Repeat, line for line, the entries printed below.
[START OF ENTRIES SHOWN]
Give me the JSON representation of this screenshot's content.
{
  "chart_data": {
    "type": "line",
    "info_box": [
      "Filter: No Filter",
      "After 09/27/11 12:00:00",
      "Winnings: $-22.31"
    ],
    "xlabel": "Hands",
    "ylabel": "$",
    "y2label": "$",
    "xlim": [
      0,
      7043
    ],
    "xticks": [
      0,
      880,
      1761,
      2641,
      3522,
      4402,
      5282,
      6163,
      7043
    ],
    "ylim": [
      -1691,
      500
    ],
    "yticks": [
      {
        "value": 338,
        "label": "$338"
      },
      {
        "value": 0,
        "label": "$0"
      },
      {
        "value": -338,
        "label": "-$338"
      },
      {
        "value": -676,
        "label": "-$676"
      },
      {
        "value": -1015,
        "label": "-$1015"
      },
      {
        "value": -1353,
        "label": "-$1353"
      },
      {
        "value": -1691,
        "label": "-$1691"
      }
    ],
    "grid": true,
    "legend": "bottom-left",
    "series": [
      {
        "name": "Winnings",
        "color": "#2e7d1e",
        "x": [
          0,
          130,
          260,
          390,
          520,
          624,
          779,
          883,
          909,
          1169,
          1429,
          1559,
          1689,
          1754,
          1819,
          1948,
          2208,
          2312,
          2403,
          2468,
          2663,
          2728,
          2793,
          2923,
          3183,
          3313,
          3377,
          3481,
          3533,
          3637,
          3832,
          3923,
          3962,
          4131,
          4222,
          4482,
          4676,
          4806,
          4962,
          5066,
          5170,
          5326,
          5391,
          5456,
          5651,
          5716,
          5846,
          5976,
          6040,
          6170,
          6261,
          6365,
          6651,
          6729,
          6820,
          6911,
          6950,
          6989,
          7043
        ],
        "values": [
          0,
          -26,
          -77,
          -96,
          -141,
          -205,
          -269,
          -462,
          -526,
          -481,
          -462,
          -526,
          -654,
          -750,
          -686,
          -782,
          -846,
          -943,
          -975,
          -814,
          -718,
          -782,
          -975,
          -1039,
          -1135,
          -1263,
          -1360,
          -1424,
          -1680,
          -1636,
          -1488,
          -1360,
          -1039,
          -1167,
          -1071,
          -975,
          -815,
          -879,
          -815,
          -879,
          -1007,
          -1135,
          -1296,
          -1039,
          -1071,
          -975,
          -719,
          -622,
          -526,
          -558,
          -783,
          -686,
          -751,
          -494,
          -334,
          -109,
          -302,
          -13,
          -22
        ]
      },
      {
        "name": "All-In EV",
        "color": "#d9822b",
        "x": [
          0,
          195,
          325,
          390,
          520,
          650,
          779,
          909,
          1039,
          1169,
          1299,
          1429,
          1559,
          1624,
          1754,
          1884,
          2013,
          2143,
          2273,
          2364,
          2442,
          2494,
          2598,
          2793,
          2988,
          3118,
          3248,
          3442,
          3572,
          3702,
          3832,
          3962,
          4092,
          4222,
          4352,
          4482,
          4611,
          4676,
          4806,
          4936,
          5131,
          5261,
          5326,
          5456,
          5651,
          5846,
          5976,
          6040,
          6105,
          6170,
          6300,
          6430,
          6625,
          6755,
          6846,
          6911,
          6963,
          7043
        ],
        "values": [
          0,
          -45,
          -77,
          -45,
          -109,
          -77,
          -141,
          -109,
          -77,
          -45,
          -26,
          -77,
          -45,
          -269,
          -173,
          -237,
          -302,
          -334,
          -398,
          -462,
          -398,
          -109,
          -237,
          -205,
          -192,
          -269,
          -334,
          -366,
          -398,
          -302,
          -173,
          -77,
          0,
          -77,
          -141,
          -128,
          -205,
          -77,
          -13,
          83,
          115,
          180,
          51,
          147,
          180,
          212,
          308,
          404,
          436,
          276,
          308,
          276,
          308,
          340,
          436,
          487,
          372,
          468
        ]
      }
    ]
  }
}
[END OF ENTRIES SHOWN]
RESULT OF THE EXERCISE:
Give me the JSON representation of this screenshot's content.
{
  "chart_data": {
    "type": "line",
    "info_box": [
      "Filter: No Filter",
      "After 09/27/11 12:00:00",
      "Winnings: $-22.31"
    ],
    "xlabel": "Hands",
    "ylabel": "$",
    "y2label": "$",
    "xlim": [
      0,
      7043
    ],
    "xticks": [
      0,
      880,
      1761,
      2641,
      3522,
      4402,
      5282,
      6163,
      7043
    ],
    "ylim": [
      -1691,
      500
    ],
    "yticks": [
      {
        "value": 338,
        "label": "$338"
      },
      {
        "value": 0,
        "label": "$0"
      },
      {
        "value": -338,
        "label": "-$338"
      },
      {
        "value": -676,
        "label": "-$676"
      },
      {
        "value": -1015,
        "label": "-$1015"
      },
      {
        "value": -1353,
        "label": "-$1353"
      },
      {
        "value": -1691,
        "label": "-$1691"
      }
    ],
    "grid": true,
    "legend": "bottom-left",
    "series": [
      {
        "name": "Winnings",
        "color": "#2e7d1e",
        "x": [
          0,
          130,
          260,
          390,
          520,
          624,
          779,
          883,
          909,
          1169,
          1429,
          1559,
          1689,
          1754,
          1819,
          1948,
          2208,
          2312,
          2403,
          2468,
          2663,
          2728,
          2793,
          2923,
          3183,
          3313,
          3377,
          3481,
          3533,
          3637,
          3832,
          3923,
          3962,
          4131,
          4222,
          4482,
          4676,
          4806,
          4962,
          5066,
          5170,
          5326,
          5391,
          5456,
          5651,
          5716,
          5846,
          5976,
          6040,
          6170,
          6261,
          6365,
          6651,
          6729,
          6820,
          6911,
          6950,
          6989,
          7043
        ],
        "values": [
          0,
          -26,
          -77,
          -96,
          -141,
          -205,
          -269,
          -462,
          -526,
          -481,
          -462,
          -526,
          -654,
          -750,
          -686,
          -782,
          -846,
          -943,
          -975,
          -814,
          -718,
          -782,
          -975,
          -1039,
          -1135,
          -1263,
          -1360,
          -1424,
          -1680,
          -1636,
          -1488,
          -1360,
          -1039,
          -1167,
          -1071,
          -975,
          -815,
          -879,
          -815,
          -879,
          -1007,
          -1135,
          -1296,
          -1039,
          -1071,
          -975,
          -719,
          -622,
          -526,
          -558,
          -783,
          -686,
          -751,
          -494,
          -334,
          -109,
          -302,
          -13,
          -22
        ]
      },
      {
        "name": "All-In EV",
        "color": "#d9822b",
        "x": [
          0,
          195,
          325,
          390,
          520,
          650,
          779,
          909,
          1039,
          1169,
          1299,
          1429,
          1559,
          1624,
          1754,
          1884,
          2013,
          2143,
          2273,
          2364,
          2442,
          2494,
          2598,
          2793,
          2988,
          3118,
          3248,
          3442,
          3572,
          3702,
          3832,
          3962,
          4092,
          4222,
          4352,
          4482,
          4611,
          4676,
          4806,
          4936,
          5131,
          5261,
          5326,
          5456,
          5651,
          5846,
          5976,
          6040,
          6105,
          6170,
          6300,
          6430,
          6625,
          6755,
          6846,
          6911,
          6963,
          7043
        ],
        "values": [
          0,
          -45,
          -77,
          -45,
          -109,
          -77,
          -141,
          -109,
          -77,
          -45,
          -26,
          -77,
          -45,
          -269,
          -173,
          -237,
          -302,
          -334,
          -398,
          -462,
          -398,
          -109,
          -237,
          -205,
          -192,
          -269,
          -334,
          -366,
          -398,
          -302,
          -173,
          -77,
          0,
          -77,
          -141,
          -128,
          -205,
          -77,
          -13,
          83,
          115,
          180,
          51,
          147,
          180,
          212,
          308,
          404,
          436,
          276,
          308,
          276,
          308,
          340,
          436,
          487,
          372,
          468
        ]
      }
    ]
  }
}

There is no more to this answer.